**** PROVIDED MATERIAL

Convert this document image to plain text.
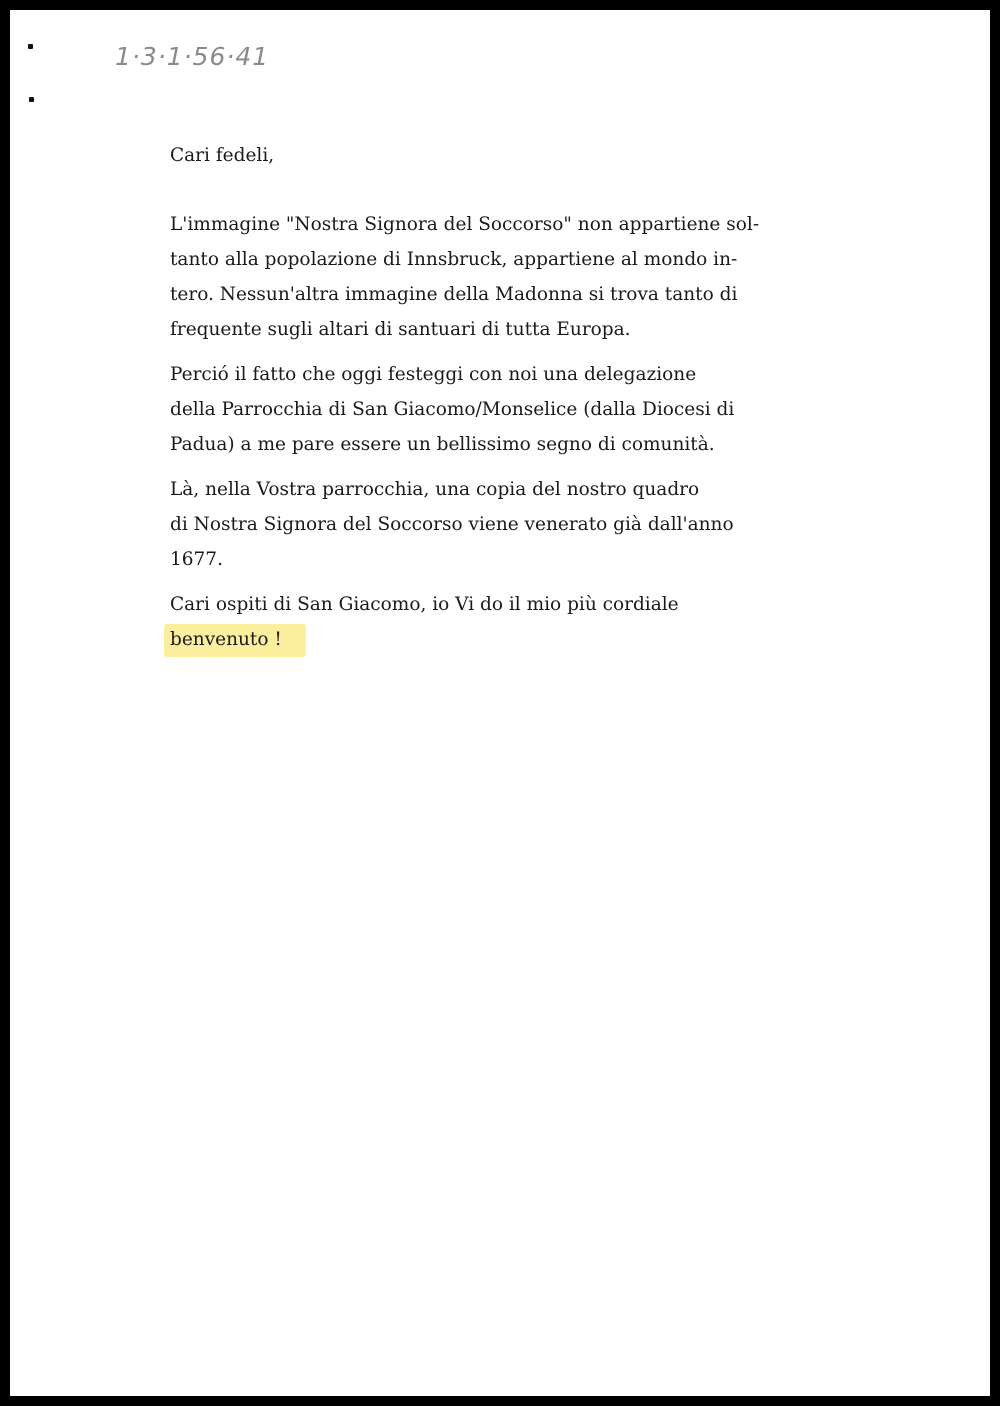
1·3·1·56·41

Cari fedeli,

L'immagine "Nostra Signora del Soccorso" non appartiene sol-
tanto alla popolazione di Innsbruck, appartiene al mondo in-
tero. Nessun'altra immagine della Madonna si trova tanto di
frequente sugli altari di santuari di tutta Europa.

Perció il fatto che oggi festeggi con noi una delegazione
della Parrocchia di San Giacomo/Monselice (dalla Diocesi di
Padua) a me pare essere un bellissimo segno di comunità.

Là, nella Vostra parrocchia, una copia del nostro quadro
di Nostra Signora del Soccorso viene venerato già dall'anno
1677.

Cari ospiti di San Giacomo, io Vi do il mio più cordiale
benvenuto !
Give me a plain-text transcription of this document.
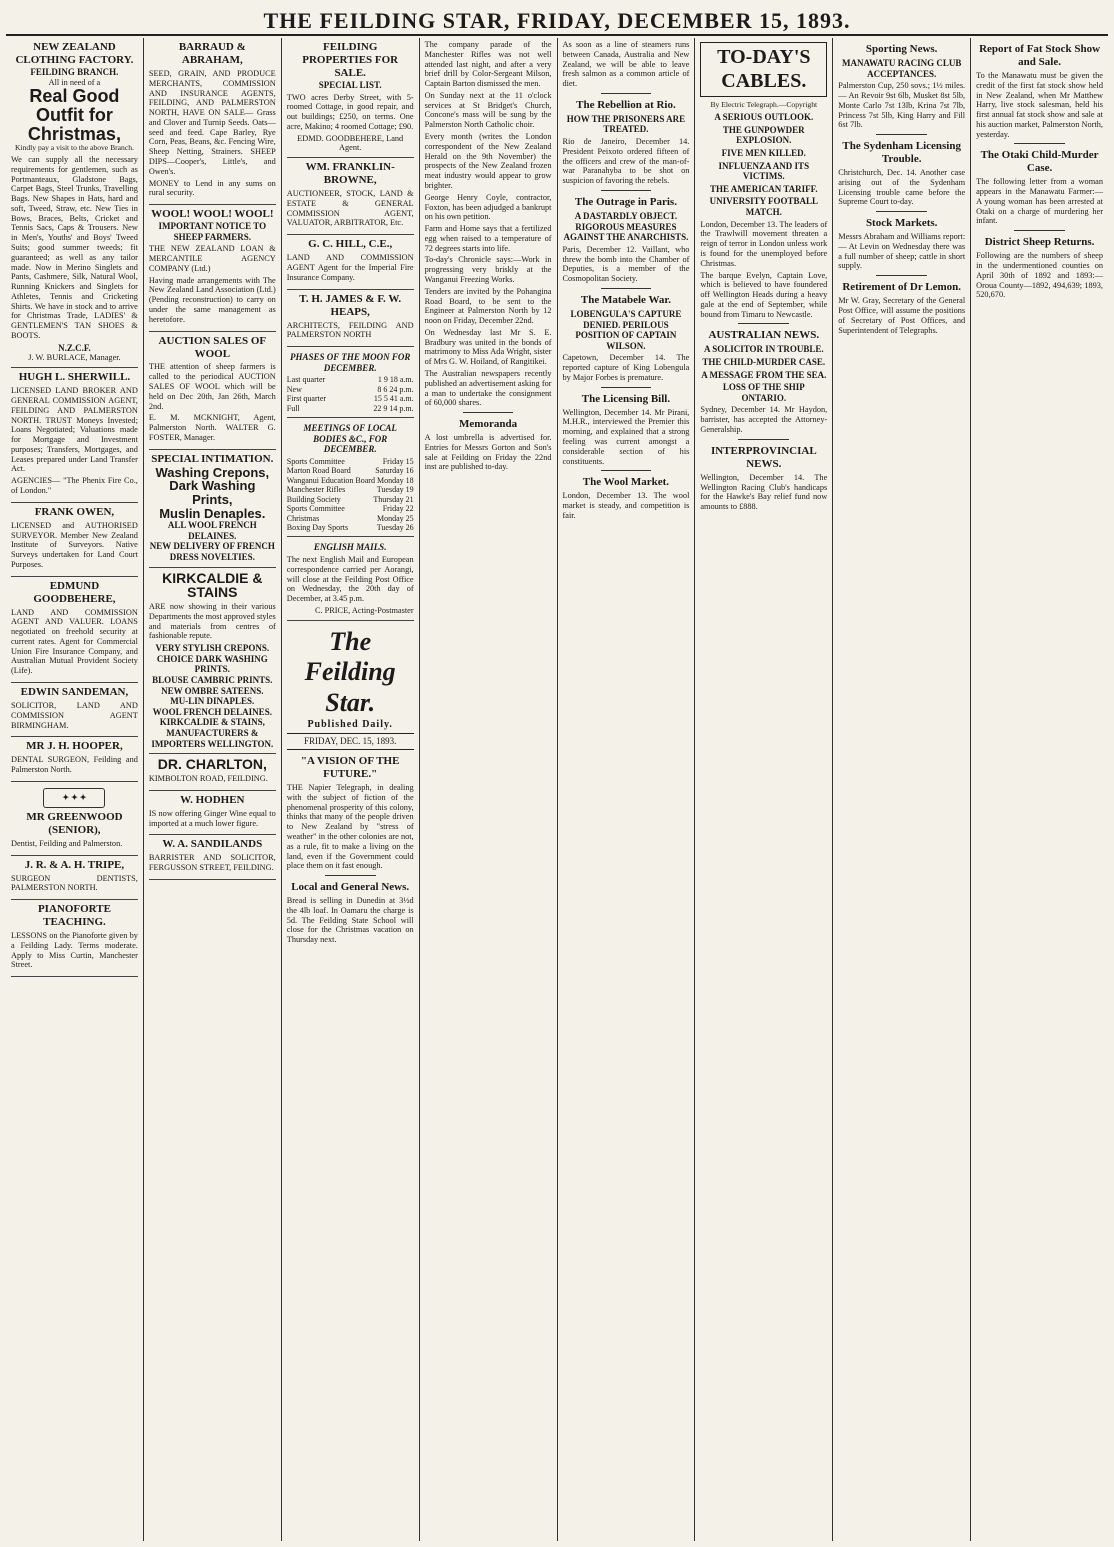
THE FEILDING STAR, FRIDAY, DECEMBER 15, 1893.
NEW ZEALAND CLOTHING FACTORY.
FEILDING BRANCH.
All in need of a
Real Good Outfit for Christmas,
Kindly pay a visit to the above Branch.

We can supply all the necessary requirements for gentlemen, such as Portmanteaux, Gladstone Bags, Carpet Bags, Steel Trunks, Travelling Bags. New Shapes in Hats, hard and soft, Tweed, Straw, etc. New Ties in Bows, Braces, Belts, Cricket and Tennis Sacs, Caps & Trousers. New in Men's, Youths' and Boys' Tweed Suits; good summer tweeds; fit guaranteed; as well as any tailor made. Now in Merino Singlets and Pants, Cashmere, Silk, Natural Wool, Running Knickers and Singlets for Athletes, Tennis and Cricketing Shirts. We have in stock and to arrive for Christmas Trade, LADIES' & GENTLEMEN'S TAN SHOES & BOOTS.

N.Z.C.F.
J. W. BURLACE, Manager.
HUGH L. SHERWILL.

LICENSED LAND BROKER AND GENERAL COMMISSION AGENT, FEILDING AND PALMERSTON NORTH. TRUST Moneys Invested; Loans Negotiated; Valuations made for Mortgage and Investment purposes; Transfers, Mortgages, and Leases prepared under Land Transfer Act.

AGENCIES— "The Phenix Fire Co., of London."

FRANK OWEN,

LICENSED and AUTHORISED SURVEYOR. Member New Zealand Institute of Surveyors. Native Surveys undertaken for Land Court Purposes.

EDMUND GOODBEHERE,

LAND AND COMMISSION AGENT AND VALUER. LOANS negotiated on freehold security at current rates. Agent for Commercial Union Fire Insurance Company, and Australian Mutual Provident Society (Life).

EDWIN SANDEMAN,

SOLICITOR, LAND AND COMMISSION AGENT BIRMINGHAM.

MR J. H. HOOPER,

DENTAL SURGEON, Feilding and Palmerston North.

✦ ✦ ✦
MR GREENWOOD (SENIOR),

Dentist, Feilding and Palmerston.

J. R. & A. H. TRIPE,

SURGEON DENTISTS, PALMERSTON NORTH.

PIANOFORTE TEACHING.

LESSONS on the Pianoforte given by a Feilding Lady. Terms moderate. Apply to Miss Curtin, Manchester Street.

BARRAUD & ABRAHAM,

SEED, GRAIN, AND PRODUCE MERCHANTS, COMMISSION AND INSURANCE AGENTS, FEILDING, AND PALMERSTON NORTH, HAVE ON SALE— Grass and Clover and Turnip Seeds. Oats—seed and feed. Cape Barley, Rye Corn, Peas, Beans, &c. Fencing Wire, Sheep Netting, Strainers. SHEEP DIPS—Cooper's, Little's, and Owen's.

MONEY to Lend in any sums on rural security.

WOOL! WOOL! WOOL!
IMPORTANT NOTICE TO SHEEP FARMERS.

THE NEW ZEALAND LOAN & MERCANTILE AGENCY COMPANY (Ltd.)

Having made arrangements with The New Zealand Land Association (Ltd.) (Pending reconstruction) to carry on under the same management as heretofore.

AUCTION SALES OF WOOL

THE attention of sheep farmers is called to the periodical AUCTION SALES OF WOOL which will be held on Dec 20th, Jan 26th, March 2nd.

E. M. MCKNIGHT, Agent, Palmerston North. WALTER G. FOSTER, Manager.

SPECIAL INTIMATION.
Washing Crepons,
Dark Washing Prints,
Muslin Denaples.
ALL WOOL FRENCH DELAINES.
NEW DELIVERY OF FRENCH DRESS NOVELTIES.
KIRKCALDIE & STAINS

ARE now showing in their various Departments the most approved styles and materials from centres of fashionable repute.

VERY STYLISH CREPONS.
CHOICE DARK WASHING PRINTS.
BLOUSE CAMBRIC PRINTS.
NEW OMBRE SATEENS.
MU-LIN DINAPLES.
WOOL FRENCH DELAINES.
KIRKCALDIE & STAINS, MANUFACTURERS & IMPORTERS WELLINGTON.
DR. CHARLTON,

KIMBOLTON ROAD, FEILDING.

W. HODHEN

IS now offering Ginger Wine equal to imported at a much lower figure.

W. A. SANDILANDS

BARRISTER AND SOLICITOR, FERGUSSON STREET, FEILDING.

FEILDING PROPERTIES FOR SALE.
SPECIAL LIST.

TWO acres Derby Street, with 5-roomed Cottage, in good repair, and out buildings; £250, on terms. One acre, Makino; 4 roomed Cottage; £90.

EDMD. GOODBEHERE, Land Agent.
WM. FRANKLIN-BROWNE,

AUCTIONEER, STOCK, LAND & ESTATE & GENERAL COMMISSION AGENT, VALUATOR, ARBITRATOR, Etc.

G. C. HILL, C.E.,

LAND AND COMMISSION AGENT Agent for the Imperial Fire Insurance Company.

T. H. JAMES & F. W. HEAPS,

ARCHITECTS, FEILDING AND PALMERSTON NORTH

PHASES OF THE MOON FOR DECEMBER.
Last quarter	1 9 18 a.m.
New	8 6 24 p.m.
First quarter	15 5 41 a.m.
Full	22 9 14 p.m.
MEETINGS OF LOCAL BODIES &C., FOR DECEMBER.
Sports Committee	Friday 15
Marton Road Board	Saturday 16
Wanganui Education Board Monday 18
Manchester Rifles	Tuesday 19
Building Society	Thursday 21
Sports Committee	Friday 22
Christmas	Monday 25
Boxing Day Sports	Tuesday 26
ENGLISH MAILS.

The next English Mail and European correspondence carried per Aorangi, will close at the Feilding Post Office on Wednesday, the 20th day of December, at 3.45 p.m.

C. PRICE, Acting-Postmaster
The Feilding Star.
Published Daily.
FRIDAY, DEC. 15, 1893.
"A VISION OF THE FUTURE."

THE Napier Telegraph, in dealing with the subject of fiction of the phenomenal prosperity of this colony, thinks that many of the people driven to New Zealand by "stress of weather" in the other colonies are not, as a rule, fit to make a living on the land, even if the Government could place them on it fast enough.

Local and General News.

Bread is selling in Dunedin at 3½d the 4lb loaf. In Oamaru the charge is 5d. The Feilding State School will close for the Christmas vacation on Thursday next.

The company parade of the Manchester Rifles was not well attended last night, and after a very brief drill by Color-Sergeant Milson, Captain Barton dismissed the men.

On Sunday next at the 11 o'clock services at St Bridget's Church, Concone's mass will be sung by the Palmerston North Catholic choir.

Every month (writes the London correspondent of the New Zealand Herald on the 9th November) the prospects of the New Zealand frozen meat industry would appear to grow brighter.

George Henry Coyle, contractor, Foxton, has been adjudged a bankrupt on his own petition.

Farm and Home says that a fertilized egg when raised to a temperature of 72 degrees starts into life.

To-day's Chronicle says:—Work in progressing very briskly at the Wanganui Freezing Works.

Tenders are invited by the Pohangina Road Board, to be sent to the Engineer at Palmerston North by 12 noon on Friday, December 22nd.

On Wednesday last Mr S. E. Bradbury was united in the bonds of matrimony to Miss Ada Wright, sister of Mrs G. W. Hoiland, of Rangitikei.

The Australian newspapers recently published an advertisement asking for a man to undertake the consignment of 60,000 shares.

Memoranda

A lost umbrella is advertised for. Entries for Messrs Gorton and Son's sale at Feilding on Friday the 22nd inst are published to-day.

As soon as a line of steamers runs between Canada, Australia and New Zealand, we will be able to leave fresh salmon as a common article of diet.

The Rebellion at Rio.
HOW THE PRISONERS ARE TREATED.

Rio de Janeiro, December 14. President Peixoto ordered fifteen of the officers and crew of the man-of-war Paranahyba to be shot on suspicion of favoring the rebels.

The Outrage in Paris.
A DASTARDLY OBJECT. RIGOROUS MEASURES AGAINST THE ANARCHISTS.

Paris, December 12. Vaillant, who threw the bomb into the Chamber of Deputies, is a member of the Cosmopolitan Society.

The Matabele War.
LOBENGULA'S CAPTURE DENIED. PERILOUS POSITION OF CAPTAIN WILSON.

Capetown, December 14. The reported capture of King Lobengula by Major Forbes is premature.

The Licensing Bill.

Wellington, December 14. Mr Pirani, M.H.R., interviewed the Premier this morning, and explained that a strong feeling was current amongst a considerable section of his constituents.

The Wool Market.

London, December 13. The wool market is steady, and competition is fair.

TO-DAY'S CABLES.
By Electric Telegraph.—Copyright
A SERIOUS OUTLOOK.
THE GUNPOWDER EXPLOSION.
FIVE MEN KILLED.
INFLUENZA AND ITS VICTIMS.
THE AMERICAN TARIFF.
UNIVERSITY FOOTBALL MATCH.

London, December 13. The leaders of the Trawlwill movement threaten a reign of terror in London unless work is found for the unemployed before Christmas.

The barque Evelyn, Captain Love, which is believed to have foundered off Wellington Heads during a heavy gale at the end of September, while bound from Timaru to Newcastle.

AUSTRALIAN NEWS.
A SOLICITOR IN TROUBLE.
THE CHILD-MURDER CASE.
A MESSAGE FROM THE SEA.
LOSS OF THE SHIP ONTARIO.

Sydney, December 14. Mr Haydon, barrister, has accepted the Attorney-Generalship.

INTERPROVINCIAL NEWS.

Wellington, December 14. The Wellington Racing Club's handicaps for the Hawke's Bay relief fund now amounts to £888.

Sporting News.
MANAWATU RACING CLUB ACCEPTANCES.

Palmerston Cup, 250 sovs.; 1½ miles.— An Revoir 9st 6lb, Musket 8st 5lb, Monte Carlo 7st 13lb, Krina 7st 7lb, Princess 7st 5lb, King Harry and Fill 6st 7lb.

The Sydenham Licensing Trouble.

Christchurch, Dec. 14. Another case arising out of the Sydenham Licensing trouble came before the Supreme Court to-day.

Stock Markets.

Messrs Abraham and Williams report:— At Levin on Wednesday there was a full number of sheep; cattle in short supply.

Retirement of Dr Lemon.

Mr W. Gray, Secretary of the General Post Office, will assume the positions of Secretary of Post Offices, and Superintendent of Telegraphs.

Report of Fat Stock Show and Sale.

To the Manawatu must be given the credit of the first fat stock show held in New Zealand, when Mr Matthew Harry, live stock salesman, held his first annual fat stock show and sale at his auction market, Palmerston North, yesterday.

The Otaki Child-Murder Case.

The following letter from a woman appears in the Manawatu Farmer:— A young woman has been arrested at Otaki on a charge of murdering her infant.

District Sheep Returns.

Following are the numbers of sheep in the undermentioned counties on April 30th of 1892 and 1893:— Oroua County—1892, 494,639; 1893, 520,670.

********

**PROBLEM STATEMENT:** Of all the lines in the listing above, how many include "FRENCH"? Write only the number.

**FULL OUTPUT:** 3